What to produce :: Print the whole listing exactly.

Start Supplied information

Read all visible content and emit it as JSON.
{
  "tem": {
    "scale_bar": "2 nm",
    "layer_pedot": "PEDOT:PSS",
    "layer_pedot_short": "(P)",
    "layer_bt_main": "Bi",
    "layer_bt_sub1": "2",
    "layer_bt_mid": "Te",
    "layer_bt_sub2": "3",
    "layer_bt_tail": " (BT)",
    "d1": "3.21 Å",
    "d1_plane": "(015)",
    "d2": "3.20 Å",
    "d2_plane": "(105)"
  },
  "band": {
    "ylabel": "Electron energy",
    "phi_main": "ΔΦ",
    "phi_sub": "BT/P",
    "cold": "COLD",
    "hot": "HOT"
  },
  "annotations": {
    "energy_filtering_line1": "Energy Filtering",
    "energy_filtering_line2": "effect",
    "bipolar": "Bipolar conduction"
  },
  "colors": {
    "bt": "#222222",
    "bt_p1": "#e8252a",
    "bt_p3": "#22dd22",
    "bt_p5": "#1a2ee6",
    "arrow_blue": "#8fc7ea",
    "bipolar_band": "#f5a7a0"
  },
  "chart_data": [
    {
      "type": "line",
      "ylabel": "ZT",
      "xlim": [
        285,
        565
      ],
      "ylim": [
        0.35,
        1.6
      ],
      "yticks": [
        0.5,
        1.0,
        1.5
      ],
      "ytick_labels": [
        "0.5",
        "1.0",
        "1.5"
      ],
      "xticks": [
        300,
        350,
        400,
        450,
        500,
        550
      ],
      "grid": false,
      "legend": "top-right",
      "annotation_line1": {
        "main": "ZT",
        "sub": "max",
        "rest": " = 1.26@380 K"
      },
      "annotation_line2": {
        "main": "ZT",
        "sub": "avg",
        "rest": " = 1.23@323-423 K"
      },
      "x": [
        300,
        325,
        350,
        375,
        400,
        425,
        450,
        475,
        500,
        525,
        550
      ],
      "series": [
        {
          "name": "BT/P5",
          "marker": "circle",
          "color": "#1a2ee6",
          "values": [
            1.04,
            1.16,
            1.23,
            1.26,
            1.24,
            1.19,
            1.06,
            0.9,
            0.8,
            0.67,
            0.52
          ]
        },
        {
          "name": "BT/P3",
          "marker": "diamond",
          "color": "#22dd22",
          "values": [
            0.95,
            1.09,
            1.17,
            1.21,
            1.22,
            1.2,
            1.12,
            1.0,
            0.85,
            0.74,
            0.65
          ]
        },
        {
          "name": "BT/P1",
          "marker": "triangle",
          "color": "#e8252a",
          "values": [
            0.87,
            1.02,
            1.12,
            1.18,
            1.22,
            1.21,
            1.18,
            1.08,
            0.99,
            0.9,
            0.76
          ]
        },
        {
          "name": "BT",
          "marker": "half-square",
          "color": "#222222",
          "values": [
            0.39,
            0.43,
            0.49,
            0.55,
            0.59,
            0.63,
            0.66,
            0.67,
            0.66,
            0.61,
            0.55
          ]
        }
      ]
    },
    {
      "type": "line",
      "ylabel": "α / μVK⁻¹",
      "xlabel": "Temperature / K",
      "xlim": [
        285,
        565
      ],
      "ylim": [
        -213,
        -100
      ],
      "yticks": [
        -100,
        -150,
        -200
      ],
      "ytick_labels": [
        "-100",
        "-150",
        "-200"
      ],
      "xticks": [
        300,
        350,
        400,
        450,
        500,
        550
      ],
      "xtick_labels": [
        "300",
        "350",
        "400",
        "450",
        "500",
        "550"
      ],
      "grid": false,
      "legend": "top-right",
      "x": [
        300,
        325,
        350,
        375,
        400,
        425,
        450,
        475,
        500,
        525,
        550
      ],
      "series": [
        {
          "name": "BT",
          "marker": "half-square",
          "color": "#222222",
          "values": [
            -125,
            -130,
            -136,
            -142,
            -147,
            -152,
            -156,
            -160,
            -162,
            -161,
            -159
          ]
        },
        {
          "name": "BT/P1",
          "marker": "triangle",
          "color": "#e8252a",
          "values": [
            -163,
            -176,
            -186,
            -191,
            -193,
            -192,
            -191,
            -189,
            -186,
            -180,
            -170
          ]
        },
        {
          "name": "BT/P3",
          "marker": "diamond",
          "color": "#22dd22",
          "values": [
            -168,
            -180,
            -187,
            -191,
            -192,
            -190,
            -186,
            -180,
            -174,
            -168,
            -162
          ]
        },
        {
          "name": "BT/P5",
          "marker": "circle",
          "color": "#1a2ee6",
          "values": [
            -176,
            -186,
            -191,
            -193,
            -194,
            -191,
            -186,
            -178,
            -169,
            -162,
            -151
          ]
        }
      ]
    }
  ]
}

End Supplied information

The response ::
Read all visible content and emit it as JSON.
{
  "tem": {
    "scale_bar": "2 nm",
    "layer_pedot": "PEDOT:PSS",
    "layer_pedot_short": "(P)",
    "layer_bt_main": "Bi",
    "layer_bt_sub1": "2",
    "layer_bt_mid": "Te",
    "layer_bt_sub2": "3",
    "layer_bt_tail": " (BT)",
    "d1": "3.21 Å",
    "d1_plane": "(015)",
    "d2": "3.20 Å",
    "d2_plane": "(105)"
  },
  "band": {
    "ylabel": "Electron energy",
    "phi_main": "ΔΦ",
    "phi_sub": "BT/P",
    "cold": "COLD",
    "hot": "HOT"
  },
  "annotations": {
    "energy_filtering_line1": "Energy Filtering",
    "energy_filtering_line2": "effect",
    "bipolar": "Bipolar conduction"
  },
  "colors": {
    "bt": "#222222",
    "bt_p1": "#e8252a",
    "bt_p3": "#22dd22",
    "bt_p5": "#1a2ee6",
    "arrow_blue": "#8fc7ea",
    "bipolar_band": "#f5a7a0"
  },
  "chart_data": [
    {
      "type": "line",
      "ylabel": "ZT",
      "xlim": [
        285,
        565
      ],
      "ylim": [
        0.35,
        1.6
      ],
      "yticks": [
        0.5,
        1.0,
        1.5
      ],
      "ytick_labels": [
        "0.5",
        "1.0",
        "1.5"
      ],
      "xticks": [
        300,
        350,
        400,
        450,
        500,
        550
      ],
      "grid": false,
      "legend": "top-right",
      "annotation_line1": {
        "main": "ZT",
        "sub": "max",
        "rest": " = 1.26@380 K"
      },
      "annotation_line2": {
        "main": "ZT",
        "sub": "avg",
        "rest": " = 1.23@323-423 K"
      },
      "x": [
        300,
        325,
        350,
        375,
        400,
        425,
        450,
        475,
        500,
        525,
        550
      ],
      "series": [
        {
          "name": "BT/P5",
          "marker": "circle",
          "color": "#1a2ee6",
          "values": [
            1.04,
            1.16,
            1.23,
            1.26,
            1.24,
            1.19,
            1.06,
            0.9,
            0.8,
            0.67,
            0.52
          ]
        },
        {
          "name": "BT/P3",
          "marker": "diamond",
          "color": "#22dd22",
          "values": [
            0.95,
            1.09,
            1.17,
            1.21,
            1.22,
            1.2,
            1.12,
            1.0,
            0.85,
            0.74,
            0.65
          ]
        },
        {
          "name": "BT/P1",
          "marker": "triangle",
          "color": "#e8252a",
          "values": [
            0.87,
            1.02,
            1.12,
            1.18,
            1.22,
            1.21,
            1.18,
            1.08,
            0.99,
            0.9,
            0.76
          ]
        },
        {
          "name": "BT",
          "marker": "half-square",
          "color": "#222222",
          "values": [
            0.39,
            0.43,
            0.49,
            0.55,
            0.59,
            0.63,
            0.66,
            0.67,
            0.66,
            0.61,
            0.55
          ]
        }
      ]
    },
    {
      "type": "line",
      "ylabel": "α / μVK⁻¹",
      "xlabel": "Temperature / K",
      "xlim": [
        285,
        565
      ],
      "ylim": [
        -213,
        -100
      ],
      "yticks": [
        -100,
        -150,
        -200
      ],
      "ytick_labels": [
        "-100",
        "-150",
        "-200"
      ],
      "xticks": [
        300,
        350,
        400,
        450,
        500,
        550
      ],
      "xtick_labels": [
        "300",
        "350",
        "400",
        "450",
        "500",
        "550"
      ],
      "grid": false,
      "legend": "top-right",
      "x": [
        300,
        325,
        350,
        375,
        400,
        425,
        450,
        475,
        500,
        525,
        550
      ],
      "series": [
        {
          "name": "BT",
          "marker": "half-square",
          "color": "#222222",
          "values": [
            -125,
            -130,
            -136,
            -142,
            -147,
            -152,
            -156,
            -160,
            -162,
            -161,
            -159
          ]
        },
        {
          "name": "BT/P1",
          "marker": "triangle",
          "color": "#e8252a",
          "values": [
            -163,
            -176,
            -186,
            -191,
            -193,
            -192,
            -191,
            -189,
            -186,
            -180,
            -170
          ]
        },
        {
          "name": "BT/P3",
          "marker": "diamond",
          "color": "#22dd22",
          "values": [
            -168,
            -180,
            -187,
            -191,
            -192,
            -190,
            -186,
            -180,
            -174,
            -168,
            -162
          ]
        },
        {
          "name": "BT/P5",
          "marker": "circle",
          "color": "#1a2ee6",
          "values": [
            -176,
            -186,
            -191,
            -193,
            -194,
            -191,
            -186,
            -178,
            -169,
            -162,
            -151
          ]
        }
      ]
    }
  ]
}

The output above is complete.